Give back the full listing verbatim, apart from its images.

☆ ☆ ☆ ☆ ☆ ☆ ☆

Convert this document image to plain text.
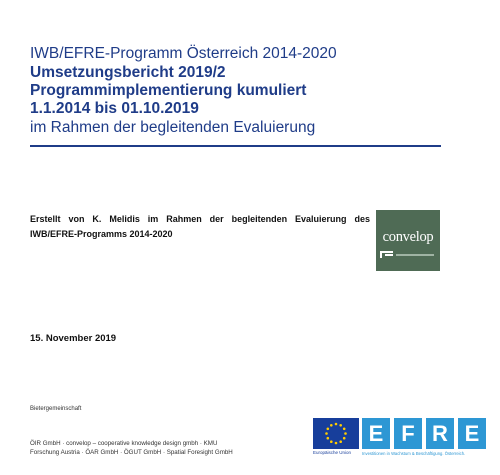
IWB/EFRE-Programm Österreich 2014-2020
Umsetzungsbericht 2019/2
Programmimplementierung kumuliert
1.1.2014 bis 01.10.2019
im Rahmen der begleitenden Evaluierung
Erstellt von K. Melidis im Rahmen der begleitenden Evaluierung des
IWB/EFRE-Programms 2014-2020	convelop
15. November 2019
Bietergemeinschaft
ÖIR GmbH · convelop – cooperative knowledge design gmbh · KMU
Forschung Austria · ÖAR GmbH · ÖGUT GmbH · Spatial Foresight GmbH	Europäische Union
E F R E
Investitionen in Wachstum & Beschäftigung. Österreich.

☆ ☆ ☆ ☆ ☆ ☆ ☆

Answer to the task:
Convert this document image to plain text.
IWB/EFRE-Programm Österreich 2014-2020
Umsetzungsbericht 2019/2
Programmimplementierung kumuliert
1.1.2014 bis 01.10.2019
im Rahmen der begleitenden Evaluierung
Erstellt von K. Melidis im Rahmen der begleitenden Evaluierung des
IWB/EFRE-Programms 2014-2020	convelop
15. November 2019
Bietergemeinschaft
ÖIR GmbH · convelop – cooperative knowledge design gmbh · KMU
Forschung Austria · ÖAR GmbH · ÖGUT GmbH · Spatial Foresight GmbH	Europäische Union
E F R E
Investitionen in Wachstum & Beschäftigung. Österreich.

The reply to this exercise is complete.